Only the pictures are to be left out; set down the rest of the records exactly.

Raw records:
** begin **

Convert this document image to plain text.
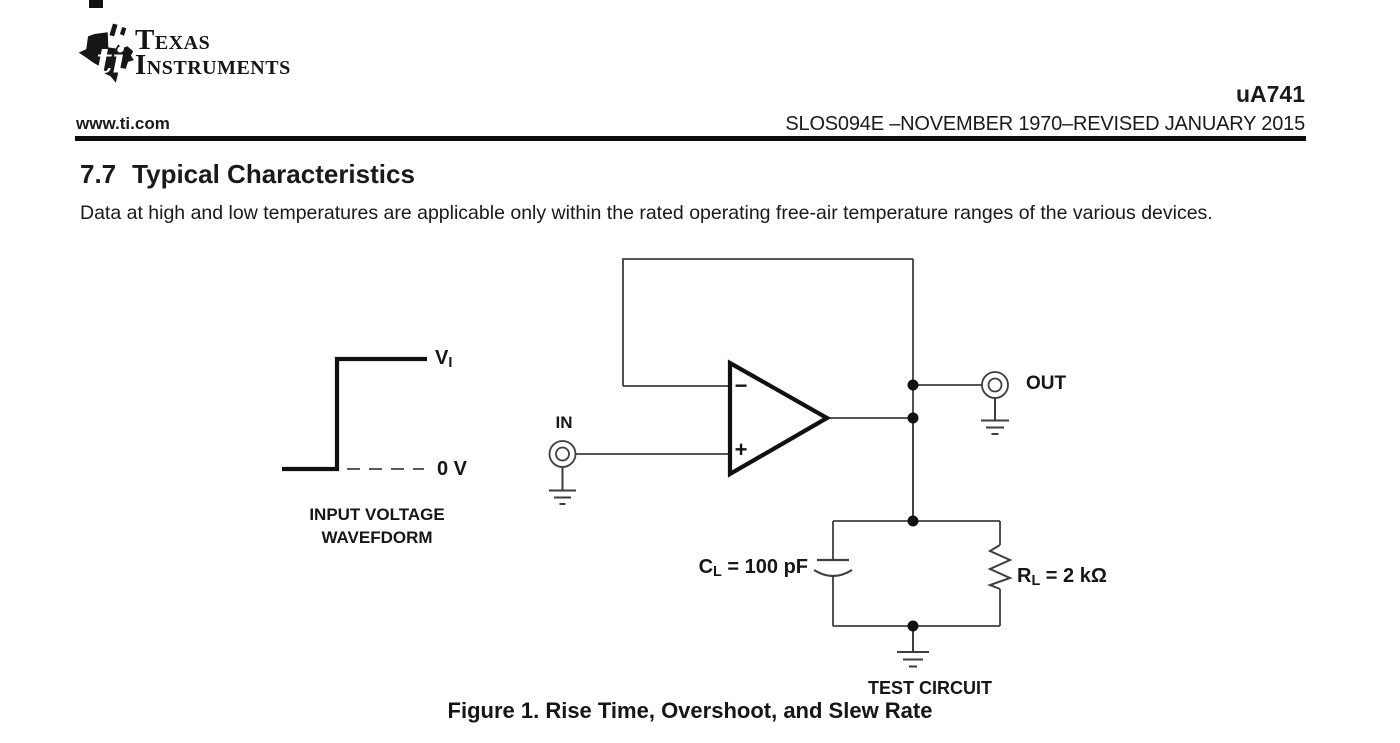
ti
Texas
Instruments
uA741
www.ti.com	SLOS094E –NOVEMBER 1970–REVISED JANUARY 2015
7.7 Typical Characteristics
Data at high and low temperatures are applicable only within the rated operating free-air temperature ranges of the various devices.
$V_I$
0 V
INPUT VOLTAGE
WAVEFDORM
IN
OUT
−
+
$C_L = 100$ pF	$R_L = 2$ kΩ
TEST CIRCUIT
Figure 1. Rise Time, Overshoot, and Slew Rate
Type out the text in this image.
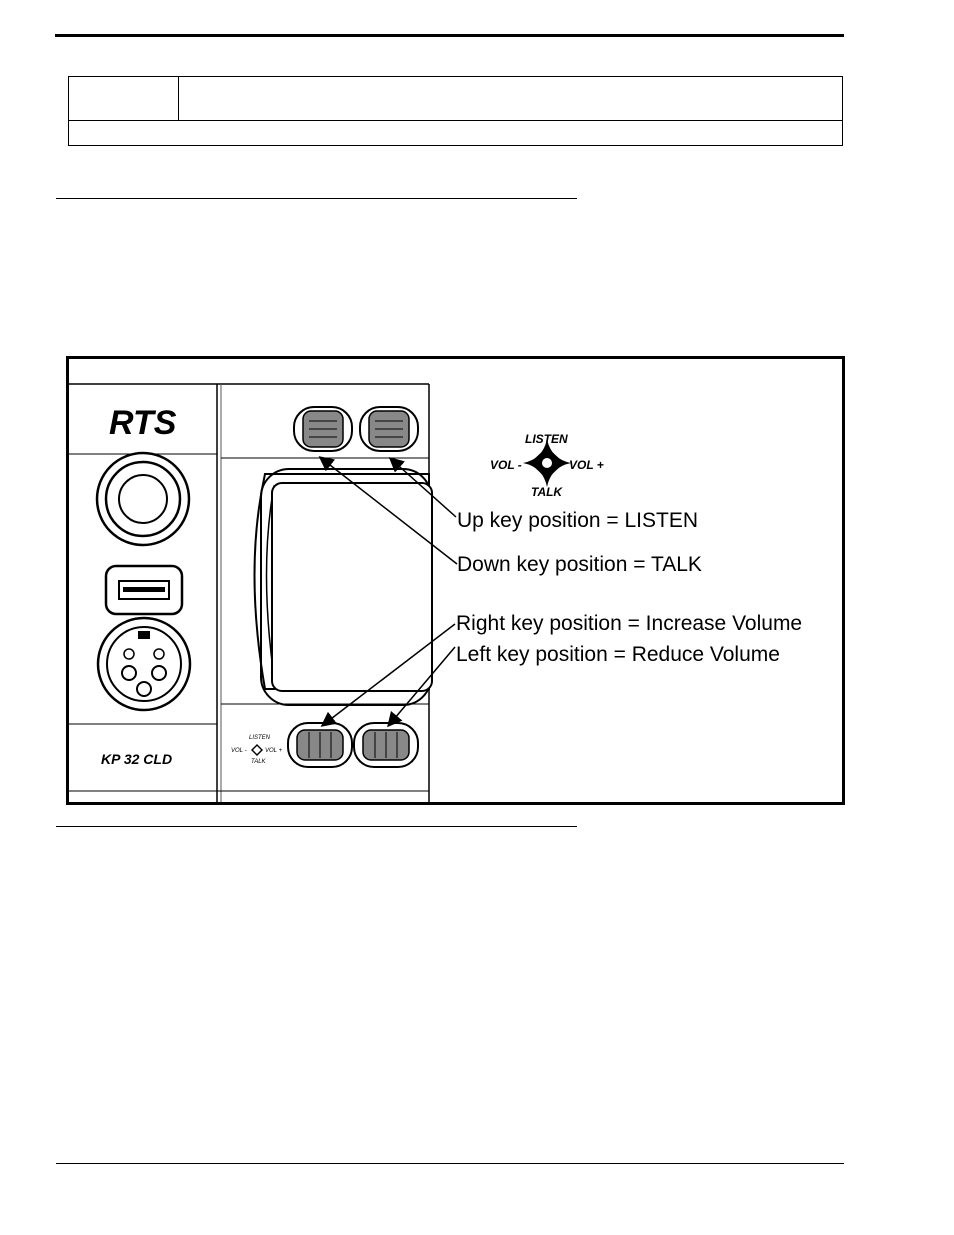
LISTEN
TALK
VOL -	VOL +
RTS
KP 32 CLD
LISTEN
TALK
VOL -	VOL +
Up key position = LISTEN
Down key position = TALK
Right key position = Increase Volume
Left key position = Reduce Volume
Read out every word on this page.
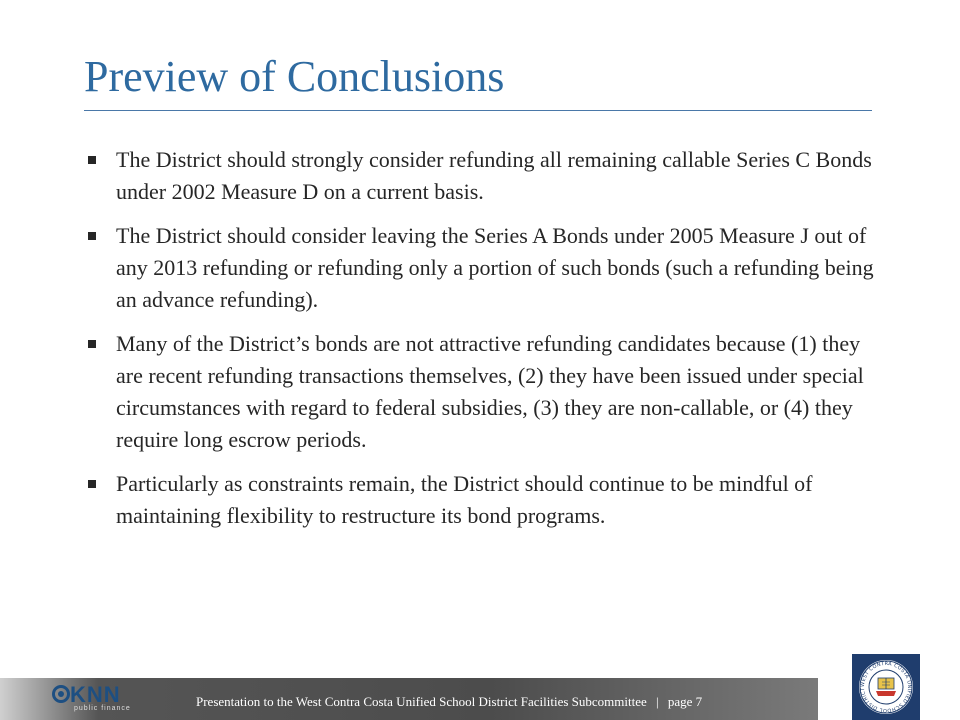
Preview of Conclusions
The District should strongly consider refunding all remaining callable Series C Bonds under 2002 Measure D on a current basis.
The District should consider leaving the Series A Bonds under 2005 Measure J out of any 2013 refunding or refunding only a portion of such bonds (such a refunding being an advance refunding).
Many of the District’s bonds are not attractive refunding candidates because (1) they are recent refunding transactions themselves, (2) they have been issued under special circumstances with regard to federal subsidies, (3) they are non-callable, or (4) they require long escrow periods.
Particularly as constraints remain, the District should continue to be mindful of maintaining flexibility to restructure its bond programs.
KNN
public finance	Presentation to the West Contra Costa Unified School District Facilities Subcommittee | page 7
WEST CONTRA COSTA UNIFIED SCHOOL DISTRICT
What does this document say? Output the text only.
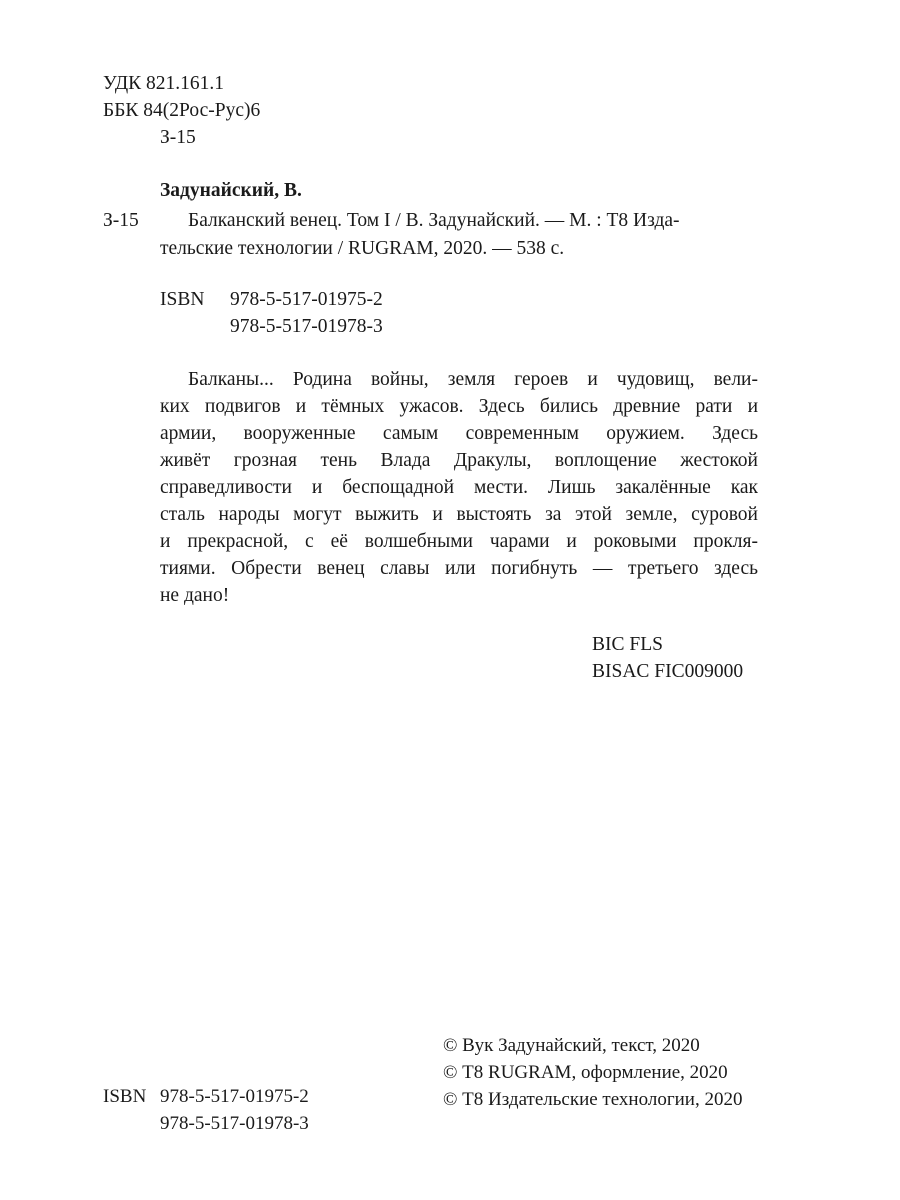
УДК 821.161.1
ББК 84(2Рос-Рус)6
З-15
Задунайский, В.
З-15	Балканский венец. Том I / В. Задунайский. — М. : Т8 Изда-
тельские технологии / RUGRAM, 2020. — 538 с.
ISBN 978-5-517-01975-2
978-5-517-01978-3
Балканы... Родина войны, земля героев и чудовищ, вели-
ких подвигов и тёмных ужасов. Здесь бились древние рати и
армии, вооруженные самым современным оружием. Здесь
живёт грозная тень Влада Дракулы, воплощение жестокой
справедливости и беспощадной мести. Лишь закалённые как
сталь народы могут выжить и выстоять за этой земле, суровой
и прекрасной, с её волшебными чарами и роковыми прокля-
тиями. Обрести венец славы или погибнуть — третьего здесь
не дано!
BIC FLS
BISAC FIC009000
© Вук Задунайский, текст, 2020
© Т8 RUGRAM, оформление, 2020
© Т8 Издательские технологии, 2020
ISBN 978-5-517-01975-2
978-5-517-01978-3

** end **

Answer to the problem:
Convert this document image to plain text.
ti
Texas
Instruments
uA741
www.ti.com	SLOS094E –NOVEMBER 1970–REVISED JANUARY 2015
7.7 Typical Characteristics
Data at high and low temperatures are applicable only within the rated operating free-air temperature ranges of the various devices.
$V_I$
0 V
INPUT VOLTAGE
WAVEFDORM
IN
OUT
−
+
$C_L = 100$ pF	$R_L = 2$ kΩ
TEST CIRCUIT
Figure 1. Rise Time, Overshoot, and Slew Rate
Type out the text in this image.
LISTEN
TALK
VOL -	VOL +
RTS
KP 32 CLD
LISTEN
TALK
VOL -	VOL +
Up key position = LISTEN
Down key position = TALK
Right key position = Increase Volume
Left key position = Reduce Volume
Read out every word on this page.
Preview of Conclusions
The District should strongly consider refunding all remaining callable Series C Bonds under 2002 Measure D on a current basis.
The District should consider leaving the Series A Bonds under 2005 Measure J out of any 2013 refunding or refunding only a portion of such bonds (such a refunding being an advance refunding).
Many of the District’s bonds are not attractive refunding candidates because (1) they are recent refunding transactions themselves, (2) they have been issued under special circumstances with regard to federal subsidies, (3) they are non-callable, or (4) they require long escrow periods.
Particularly as constraints remain, the District should continue to be mindful of maintaining flexibility to restructure its bond programs.
KNN
public finance	Presentation to the West Contra Costa Unified School District Facilities Subcommittee | page 7
WEST CONTRA COSTA UNIFIED SCHOOL DISTRICT
What does this document say? Output the text only.
УДК 821.161.1
ББК 84(2Рос-Рус)6
З-15
Задунайский, В.
З-15	Балканский венец. Том I / В. Задунайский. — М. : Т8 Изда-
тельские технологии / RUGRAM, 2020. — 538 с.
ISBN 978-5-517-01975-2
978-5-517-01978-3
Балканы... Родина войны, земля героев и чудовищ, вели-
ких подвигов и тёмных ужасов. Здесь бились древние рати и
армии, вооруженные самым современным оружием. Здесь
живёт грозная тень Влада Дракулы, воплощение жестокой
справедливости и беспощадной мести. Лишь закалённые как
сталь народы могут выжить и выстоять за этой земле, суровой
и прекрасной, с её волшебными чарами и роковыми прокля-
тиями. Обрести венец славы или погибнуть — третьего здесь
не дано!
BIC FLS
BISAC FIC009000
© Вук Задунайский, текст, 2020
© Т8 RUGRAM, оформление, 2020
© Т8 Издательские технологии, 2020
ISBN 978-5-517-01975-2
978-5-517-01978-3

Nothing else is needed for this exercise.